Copy every record below, exactly as written.

------------------------------------

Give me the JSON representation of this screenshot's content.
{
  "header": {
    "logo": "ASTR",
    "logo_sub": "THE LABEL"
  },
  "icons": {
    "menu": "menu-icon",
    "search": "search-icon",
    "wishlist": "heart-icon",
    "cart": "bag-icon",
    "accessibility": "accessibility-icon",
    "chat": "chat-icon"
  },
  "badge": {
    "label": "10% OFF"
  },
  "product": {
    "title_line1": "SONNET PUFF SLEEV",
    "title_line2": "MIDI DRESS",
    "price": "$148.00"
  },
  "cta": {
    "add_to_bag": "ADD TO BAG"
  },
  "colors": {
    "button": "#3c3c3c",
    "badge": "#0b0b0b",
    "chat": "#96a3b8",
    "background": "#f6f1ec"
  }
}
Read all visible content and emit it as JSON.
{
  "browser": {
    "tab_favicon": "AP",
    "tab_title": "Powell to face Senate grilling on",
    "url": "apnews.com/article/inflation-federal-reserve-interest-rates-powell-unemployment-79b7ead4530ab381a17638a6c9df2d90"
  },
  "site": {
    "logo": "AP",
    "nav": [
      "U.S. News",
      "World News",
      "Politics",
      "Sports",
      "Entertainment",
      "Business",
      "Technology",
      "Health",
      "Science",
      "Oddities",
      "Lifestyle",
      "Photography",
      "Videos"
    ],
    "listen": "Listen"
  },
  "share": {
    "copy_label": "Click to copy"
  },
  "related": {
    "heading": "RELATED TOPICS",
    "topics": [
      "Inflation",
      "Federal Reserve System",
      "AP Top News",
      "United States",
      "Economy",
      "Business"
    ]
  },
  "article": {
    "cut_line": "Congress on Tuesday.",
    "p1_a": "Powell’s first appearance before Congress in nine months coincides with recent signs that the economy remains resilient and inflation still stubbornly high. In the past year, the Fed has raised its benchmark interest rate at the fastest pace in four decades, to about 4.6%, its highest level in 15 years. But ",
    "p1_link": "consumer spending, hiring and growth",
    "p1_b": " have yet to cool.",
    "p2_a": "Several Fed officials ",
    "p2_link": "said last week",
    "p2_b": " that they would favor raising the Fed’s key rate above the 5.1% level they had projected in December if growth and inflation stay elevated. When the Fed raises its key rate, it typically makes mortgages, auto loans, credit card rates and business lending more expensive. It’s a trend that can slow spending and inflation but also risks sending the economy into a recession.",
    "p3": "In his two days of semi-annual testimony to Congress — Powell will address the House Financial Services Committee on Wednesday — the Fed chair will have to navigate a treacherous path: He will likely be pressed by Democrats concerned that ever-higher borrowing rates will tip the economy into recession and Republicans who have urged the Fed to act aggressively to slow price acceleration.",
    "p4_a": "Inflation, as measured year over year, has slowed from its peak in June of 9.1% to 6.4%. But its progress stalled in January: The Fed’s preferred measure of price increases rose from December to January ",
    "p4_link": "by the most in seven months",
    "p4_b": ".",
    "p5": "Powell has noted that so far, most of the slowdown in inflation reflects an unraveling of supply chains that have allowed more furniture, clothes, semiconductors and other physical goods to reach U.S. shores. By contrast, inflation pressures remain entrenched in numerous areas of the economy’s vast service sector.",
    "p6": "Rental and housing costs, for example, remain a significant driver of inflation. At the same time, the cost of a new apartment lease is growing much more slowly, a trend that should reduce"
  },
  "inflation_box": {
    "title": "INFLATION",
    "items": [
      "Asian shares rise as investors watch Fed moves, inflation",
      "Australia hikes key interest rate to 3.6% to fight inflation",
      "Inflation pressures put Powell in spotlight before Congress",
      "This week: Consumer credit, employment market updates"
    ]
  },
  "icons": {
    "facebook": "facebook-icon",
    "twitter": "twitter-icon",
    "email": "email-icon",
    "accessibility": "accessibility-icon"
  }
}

------------------------------------

▶ _Full response_
Give me the JSON representation of this screenshot's content.
{
  "header": {
    "logo": "ASTR",
    "logo_sub": "THE LABEL"
  },
  "icons": {
    "menu": "menu-icon",
    "search": "search-icon",
    "wishlist": "heart-icon",
    "cart": "bag-icon",
    "accessibility": "accessibility-icon",
    "chat": "chat-icon"
  },
  "badge": {
    "label": "10% OFF"
  },
  "product": {
    "title_line1": "SONNET PUFF SLEEV",
    "title_line2": "MIDI DRESS",
    "price": "$148.00"
  },
  "cta": {
    "add_to_bag": "ADD TO BAG"
  },
  "colors": {
    "button": "#3c3c3c",
    "badge": "#0b0b0b",
    "chat": "#96a3b8",
    "background": "#f6f1ec"
  }
}
Read all visible content and emit it as JSON.
{
  "browser": {
    "tab_favicon": "AP",
    "tab_title": "Powell to face Senate grilling on",
    "url": "apnews.com/article/inflation-federal-reserve-interest-rates-powell-unemployment-79b7ead4530ab381a17638a6c9df2d90"
  },
  "site": {
    "logo": "AP",
    "nav": [
      "U.S. News",
      "World News",
      "Politics",
      "Sports",
      "Entertainment",
      "Business",
      "Technology",
      "Health",
      "Science",
      "Oddities",
      "Lifestyle",
      "Photography",
      "Videos"
    ],
    "listen": "Listen"
  },
  "share": {
    "copy_label": "Click to copy"
  },
  "related": {
    "heading": "RELATED TOPICS",
    "topics": [
      "Inflation",
      "Federal Reserve System",
      "AP Top News",
      "United States",
      "Economy",
      "Business"
    ]
  },
  "article": {
    "cut_line": "Congress on Tuesday.",
    "p1_a": "Powell’s first appearance before Congress in nine months coincides with recent signs that the economy remains resilient and inflation still stubbornly high. In the past year, the Fed has raised its benchmark interest rate at the fastest pace in four decades, to about 4.6%, its highest level in 15 years. But ",
    "p1_link": "consumer spending, hiring and growth",
    "p1_b": " have yet to cool.",
    "p2_a": "Several Fed officials ",
    "p2_link": "said last week",
    "p2_b": " that they would favor raising the Fed’s key rate above the 5.1% level they had projected in December if growth and inflation stay elevated. When the Fed raises its key rate, it typically makes mortgages, auto loans, credit card rates and business lending more expensive. It’s a trend that can slow spending and inflation but also risks sending the economy into a recession.",
    "p3": "In his two days of semi-annual testimony to Congress — Powell will address the House Financial Services Committee on Wednesday — the Fed chair will have to navigate a treacherous path: He will likely be pressed by Democrats concerned that ever-higher borrowing rates will tip the economy into recession and Republicans who have urged the Fed to act aggressively to slow price acceleration.",
    "p4_a": "Inflation, as measured year over year, has slowed from its peak in June of 9.1% to 6.4%. But its progress stalled in January: The Fed’s preferred measure of price increases rose from December to January ",
    "p4_link": "by the most in seven months",
    "p4_b": ".",
    "p5": "Powell has noted that so far, most of the slowdown in inflation reflects an unraveling of supply chains that have allowed more furniture, clothes, semiconductors and other physical goods to reach U.S. shores. By contrast, inflation pressures remain entrenched in numerous areas of the economy’s vast service sector.",
    "p6": "Rental and housing costs, for example, remain a significant driver of inflation. At the same time, the cost of a new apartment lease is growing much more slowly, a trend that should reduce"
  },
  "inflation_box": {
    "title": "INFLATION",
    "items": [
      "Asian shares rise as investors watch Fed moves, inflation",
      "Australia hikes key interest rate to 3.6% to fight inflation",
      "Inflation pressures put Powell in spotlight before Congress",
      "This week: Consumer credit, employment market updates"
    ]
  },
  "icons": {
    "facebook": "facebook-icon",
    "twitter": "twitter-icon",
    "email": "email-icon",
    "accessibility": "accessibility-icon"
  }
}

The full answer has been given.